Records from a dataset

■ ■ ■ ■

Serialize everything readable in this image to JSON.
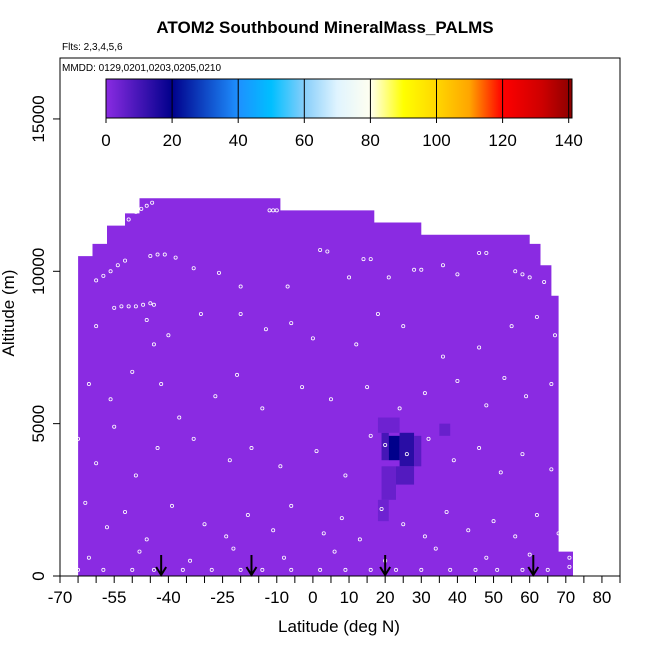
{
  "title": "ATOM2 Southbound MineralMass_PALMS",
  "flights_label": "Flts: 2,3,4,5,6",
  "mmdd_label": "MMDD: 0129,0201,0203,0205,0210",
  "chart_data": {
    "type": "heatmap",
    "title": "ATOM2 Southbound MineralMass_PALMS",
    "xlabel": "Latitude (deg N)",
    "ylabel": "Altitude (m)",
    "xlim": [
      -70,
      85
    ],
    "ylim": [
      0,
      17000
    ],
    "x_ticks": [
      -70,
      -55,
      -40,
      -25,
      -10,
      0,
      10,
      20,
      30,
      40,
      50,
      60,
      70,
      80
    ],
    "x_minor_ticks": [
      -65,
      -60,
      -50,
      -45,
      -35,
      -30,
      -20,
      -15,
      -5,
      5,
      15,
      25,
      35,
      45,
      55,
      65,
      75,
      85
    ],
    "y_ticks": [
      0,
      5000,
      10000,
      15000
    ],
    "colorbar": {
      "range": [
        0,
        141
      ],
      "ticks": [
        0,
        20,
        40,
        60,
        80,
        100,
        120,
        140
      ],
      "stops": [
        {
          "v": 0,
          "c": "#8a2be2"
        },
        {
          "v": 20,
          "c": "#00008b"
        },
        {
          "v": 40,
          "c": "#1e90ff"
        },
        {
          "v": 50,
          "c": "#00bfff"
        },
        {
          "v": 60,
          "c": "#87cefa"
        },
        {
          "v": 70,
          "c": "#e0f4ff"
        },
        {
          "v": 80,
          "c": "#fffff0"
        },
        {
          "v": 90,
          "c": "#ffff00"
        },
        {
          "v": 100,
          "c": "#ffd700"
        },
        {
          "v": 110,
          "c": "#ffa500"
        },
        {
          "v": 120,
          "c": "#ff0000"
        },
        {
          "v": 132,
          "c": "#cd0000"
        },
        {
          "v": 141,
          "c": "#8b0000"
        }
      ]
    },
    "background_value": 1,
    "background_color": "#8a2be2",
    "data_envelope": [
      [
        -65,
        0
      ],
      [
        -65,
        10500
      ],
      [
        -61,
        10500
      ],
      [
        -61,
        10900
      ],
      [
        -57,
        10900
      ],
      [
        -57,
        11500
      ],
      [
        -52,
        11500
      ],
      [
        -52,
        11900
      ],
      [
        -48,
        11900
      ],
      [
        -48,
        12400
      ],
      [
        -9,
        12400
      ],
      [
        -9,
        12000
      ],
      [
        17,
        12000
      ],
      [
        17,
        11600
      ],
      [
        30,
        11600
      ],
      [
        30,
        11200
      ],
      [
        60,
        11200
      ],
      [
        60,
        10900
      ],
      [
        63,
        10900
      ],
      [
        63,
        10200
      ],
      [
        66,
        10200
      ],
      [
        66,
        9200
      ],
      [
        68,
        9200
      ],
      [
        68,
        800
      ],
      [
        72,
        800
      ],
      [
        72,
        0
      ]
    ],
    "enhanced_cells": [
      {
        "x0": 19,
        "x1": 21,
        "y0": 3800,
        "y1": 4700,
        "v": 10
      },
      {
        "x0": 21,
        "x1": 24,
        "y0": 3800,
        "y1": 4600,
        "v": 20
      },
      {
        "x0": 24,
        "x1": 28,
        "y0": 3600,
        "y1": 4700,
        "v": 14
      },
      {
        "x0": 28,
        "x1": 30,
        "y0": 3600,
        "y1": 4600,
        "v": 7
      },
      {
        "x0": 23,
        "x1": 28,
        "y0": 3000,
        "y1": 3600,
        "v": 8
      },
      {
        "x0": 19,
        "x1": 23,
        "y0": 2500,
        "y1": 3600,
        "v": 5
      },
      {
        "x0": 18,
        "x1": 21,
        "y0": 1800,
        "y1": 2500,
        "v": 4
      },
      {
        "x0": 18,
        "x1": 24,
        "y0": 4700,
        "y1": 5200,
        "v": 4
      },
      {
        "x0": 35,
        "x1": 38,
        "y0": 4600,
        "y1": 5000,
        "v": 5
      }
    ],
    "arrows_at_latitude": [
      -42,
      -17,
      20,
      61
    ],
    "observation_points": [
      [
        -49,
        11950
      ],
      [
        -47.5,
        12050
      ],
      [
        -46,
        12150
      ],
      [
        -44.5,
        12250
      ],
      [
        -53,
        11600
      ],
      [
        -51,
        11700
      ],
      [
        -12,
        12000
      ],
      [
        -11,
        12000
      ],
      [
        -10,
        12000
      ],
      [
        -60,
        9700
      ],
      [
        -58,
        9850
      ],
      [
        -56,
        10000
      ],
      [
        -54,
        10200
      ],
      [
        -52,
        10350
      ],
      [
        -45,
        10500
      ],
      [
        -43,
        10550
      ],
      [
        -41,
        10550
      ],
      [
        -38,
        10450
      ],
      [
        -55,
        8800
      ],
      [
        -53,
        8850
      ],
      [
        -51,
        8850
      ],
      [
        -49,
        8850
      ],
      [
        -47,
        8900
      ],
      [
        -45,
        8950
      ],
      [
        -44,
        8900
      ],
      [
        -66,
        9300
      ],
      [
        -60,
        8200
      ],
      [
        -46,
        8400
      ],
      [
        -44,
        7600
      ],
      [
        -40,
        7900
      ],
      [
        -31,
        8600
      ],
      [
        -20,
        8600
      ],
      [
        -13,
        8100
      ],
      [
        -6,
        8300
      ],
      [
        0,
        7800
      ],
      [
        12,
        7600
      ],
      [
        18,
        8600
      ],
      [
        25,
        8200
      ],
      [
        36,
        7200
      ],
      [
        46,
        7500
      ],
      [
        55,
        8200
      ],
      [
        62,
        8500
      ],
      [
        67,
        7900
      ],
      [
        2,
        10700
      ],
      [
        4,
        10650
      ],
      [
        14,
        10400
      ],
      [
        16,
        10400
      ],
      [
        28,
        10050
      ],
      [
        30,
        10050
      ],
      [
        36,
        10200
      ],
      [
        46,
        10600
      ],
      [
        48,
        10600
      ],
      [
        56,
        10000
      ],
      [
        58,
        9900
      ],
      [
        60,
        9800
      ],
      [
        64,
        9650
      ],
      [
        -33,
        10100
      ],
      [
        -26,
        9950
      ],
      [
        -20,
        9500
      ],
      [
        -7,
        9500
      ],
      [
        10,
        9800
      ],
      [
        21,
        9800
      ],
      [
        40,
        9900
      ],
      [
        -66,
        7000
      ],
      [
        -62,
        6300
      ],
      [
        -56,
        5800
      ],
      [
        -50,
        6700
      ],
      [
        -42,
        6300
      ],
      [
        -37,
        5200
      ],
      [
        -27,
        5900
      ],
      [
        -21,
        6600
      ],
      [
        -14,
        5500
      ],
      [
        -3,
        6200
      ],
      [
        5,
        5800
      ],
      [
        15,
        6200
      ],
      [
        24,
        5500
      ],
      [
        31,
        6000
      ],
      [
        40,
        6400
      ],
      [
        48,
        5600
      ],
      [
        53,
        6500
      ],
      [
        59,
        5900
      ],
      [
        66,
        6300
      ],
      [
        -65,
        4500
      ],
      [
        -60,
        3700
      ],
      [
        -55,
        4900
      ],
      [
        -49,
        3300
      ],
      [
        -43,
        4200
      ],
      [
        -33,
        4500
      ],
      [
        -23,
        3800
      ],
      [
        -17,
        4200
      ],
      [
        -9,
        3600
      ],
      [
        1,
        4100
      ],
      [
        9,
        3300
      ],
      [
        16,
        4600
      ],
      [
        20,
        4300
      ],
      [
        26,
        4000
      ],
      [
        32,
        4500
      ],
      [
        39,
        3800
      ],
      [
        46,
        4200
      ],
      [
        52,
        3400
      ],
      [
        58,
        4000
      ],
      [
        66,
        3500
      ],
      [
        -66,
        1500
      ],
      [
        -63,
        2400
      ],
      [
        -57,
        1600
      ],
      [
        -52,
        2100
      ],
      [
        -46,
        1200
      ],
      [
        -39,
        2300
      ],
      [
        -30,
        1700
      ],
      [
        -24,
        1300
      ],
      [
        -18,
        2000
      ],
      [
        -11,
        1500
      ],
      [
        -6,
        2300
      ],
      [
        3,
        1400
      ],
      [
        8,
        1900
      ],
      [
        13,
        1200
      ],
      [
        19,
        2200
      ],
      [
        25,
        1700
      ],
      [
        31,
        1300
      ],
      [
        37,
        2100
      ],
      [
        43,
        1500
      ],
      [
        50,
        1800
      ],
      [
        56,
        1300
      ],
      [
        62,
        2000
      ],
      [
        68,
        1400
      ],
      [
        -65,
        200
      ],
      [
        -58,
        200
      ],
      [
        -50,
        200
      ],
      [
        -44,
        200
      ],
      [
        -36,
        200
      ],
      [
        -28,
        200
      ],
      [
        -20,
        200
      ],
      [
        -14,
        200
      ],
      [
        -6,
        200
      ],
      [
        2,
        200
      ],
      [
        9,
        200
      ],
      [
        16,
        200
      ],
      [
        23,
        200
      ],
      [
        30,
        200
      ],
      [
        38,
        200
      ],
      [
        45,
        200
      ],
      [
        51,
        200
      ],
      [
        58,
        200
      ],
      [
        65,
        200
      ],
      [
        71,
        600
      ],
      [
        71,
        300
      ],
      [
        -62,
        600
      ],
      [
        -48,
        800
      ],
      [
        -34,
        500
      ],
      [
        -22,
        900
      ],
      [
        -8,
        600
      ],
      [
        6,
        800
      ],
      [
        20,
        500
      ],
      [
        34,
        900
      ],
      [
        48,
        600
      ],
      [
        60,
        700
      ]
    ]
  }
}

■ ■ ■ ■

Where a line above contains the string "Southbound", copy that line.

  "title": "ATOM2 Southbound MineralMass_PALMS",
    "title": "ATOM2 Southbound MineralMass_PALMS",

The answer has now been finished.